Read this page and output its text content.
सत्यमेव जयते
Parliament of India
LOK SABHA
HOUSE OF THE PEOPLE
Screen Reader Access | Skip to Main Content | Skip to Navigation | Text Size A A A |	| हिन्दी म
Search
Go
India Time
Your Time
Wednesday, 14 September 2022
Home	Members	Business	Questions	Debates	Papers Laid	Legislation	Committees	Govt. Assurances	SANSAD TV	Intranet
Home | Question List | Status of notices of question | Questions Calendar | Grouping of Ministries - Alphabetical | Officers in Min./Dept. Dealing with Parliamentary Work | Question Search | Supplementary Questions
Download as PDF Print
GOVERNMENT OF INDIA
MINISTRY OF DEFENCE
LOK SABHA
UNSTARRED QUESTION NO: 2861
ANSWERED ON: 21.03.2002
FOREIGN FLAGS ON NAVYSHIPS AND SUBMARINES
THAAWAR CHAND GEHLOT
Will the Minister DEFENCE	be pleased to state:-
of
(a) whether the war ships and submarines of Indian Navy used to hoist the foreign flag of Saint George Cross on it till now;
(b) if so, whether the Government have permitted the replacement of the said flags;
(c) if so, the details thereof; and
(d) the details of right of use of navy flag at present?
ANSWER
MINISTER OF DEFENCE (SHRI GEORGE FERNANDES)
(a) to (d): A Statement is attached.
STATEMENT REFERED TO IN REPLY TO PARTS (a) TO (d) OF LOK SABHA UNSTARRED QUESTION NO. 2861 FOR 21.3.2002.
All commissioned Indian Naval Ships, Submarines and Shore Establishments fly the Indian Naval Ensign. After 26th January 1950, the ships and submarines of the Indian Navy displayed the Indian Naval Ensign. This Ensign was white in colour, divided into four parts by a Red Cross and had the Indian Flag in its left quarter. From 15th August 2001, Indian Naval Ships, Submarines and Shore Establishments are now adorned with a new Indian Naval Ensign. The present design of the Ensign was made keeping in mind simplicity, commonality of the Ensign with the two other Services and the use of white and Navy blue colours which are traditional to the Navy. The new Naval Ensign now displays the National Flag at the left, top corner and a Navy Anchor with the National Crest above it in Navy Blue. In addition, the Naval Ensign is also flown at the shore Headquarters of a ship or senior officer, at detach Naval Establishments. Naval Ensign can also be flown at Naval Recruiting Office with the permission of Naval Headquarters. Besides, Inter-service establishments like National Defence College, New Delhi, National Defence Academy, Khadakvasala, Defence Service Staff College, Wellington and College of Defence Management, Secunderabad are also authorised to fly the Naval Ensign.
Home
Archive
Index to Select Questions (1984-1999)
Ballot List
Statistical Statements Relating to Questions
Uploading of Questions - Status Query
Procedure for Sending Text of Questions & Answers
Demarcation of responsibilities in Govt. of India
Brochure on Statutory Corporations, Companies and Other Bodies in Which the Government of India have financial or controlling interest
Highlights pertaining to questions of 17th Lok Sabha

::::::::::

What is required —
Would you reproduce all the entries exactly?

Output for this task —
Read this page and output its text content.
सत्यमेव जयते
Parliament of India
LOK SABHA
HOUSE OF THE PEOPLE
Screen Reader Access | Skip to Main Content | Skip to Navigation | Text Size A A A |	| हिन्दी म
Search
Go
India Time
Your Time
Wednesday, 14 September 2022
Home	Members	Business	Questions	Debates	Papers Laid	Legislation	Committees	Govt. Assurances	SANSAD TV	Intranet
Home | Question List | Status of notices of question | Questions Calendar | Grouping of Ministries - Alphabetical | Officers in Min./Dept. Dealing with Parliamentary Work | Question Search | Supplementary Questions
Download as PDF Print
GOVERNMENT OF INDIA
MINISTRY OF DEFENCE
LOK SABHA
UNSTARRED QUESTION NO: 2861
ANSWERED ON: 21.03.2002
FOREIGN FLAGS ON NAVYSHIPS AND SUBMARINES
THAAWAR CHAND GEHLOT
Will the Minister DEFENCE	be pleased to state:-
of
(a) whether the war ships and submarines of Indian Navy used to hoist the foreign flag of Saint George Cross on it till now;
(b) if so, whether the Government have permitted the replacement of the said flags;
(c) if so, the details thereof; and
(d) the details of right of use of navy flag at present?
ANSWER
MINISTER OF DEFENCE (SHRI GEORGE FERNANDES)
(a) to (d): A Statement is attached.
STATEMENT REFERED TO IN REPLY TO PARTS (a) TO (d) OF LOK SABHA UNSTARRED QUESTION NO. 2861 FOR 21.3.2002.
All commissioned Indian Naval Ships, Submarines and Shore Establishments fly the Indian Naval Ensign. After 26th January 1950, the ships and submarines of the Indian Navy displayed the Indian Naval Ensign. This Ensign was white in colour, divided into four parts by a Red Cross and had the Indian Flag in its left quarter. From 15th August 2001, Indian Naval Ships, Submarines and Shore Establishments are now adorned with a new Indian Naval Ensign. The present design of the Ensign was made keeping in mind simplicity, commonality of the Ensign with the two other Services and the use of white and Navy blue colours which are traditional to the Navy. The new Naval Ensign now displays the National Flag at the left, top corner and a Navy Anchor with the National Crest above it in Navy Blue. In addition, the Naval Ensign is also flown at the shore Headquarters of a ship or senior officer, at detach Naval Establishments. Naval Ensign can also be flown at Naval Recruiting Office with the permission of Naval Headquarters. Besides, Inter-service establishments like National Defence College, New Delhi, National Defence Academy, Khadakvasala, Defence Service Staff College, Wellington and College of Defence Management, Secunderabad are also authorised to fly the Naval Ensign.
Home
Archive
Index to Select Questions (1984-1999)
Ballot List
Statistical Statements Relating to Questions
Uploading of Questions - Status Query
Procedure for Sending Text of Questions & Answers
Demarcation of responsibilities in Govt. of India
Brochure on Statutory Corporations, Companies and Other Bodies in Which the Government of India have financial or controlling interest
Highlights pertaining to questions of 17th Lok Sabha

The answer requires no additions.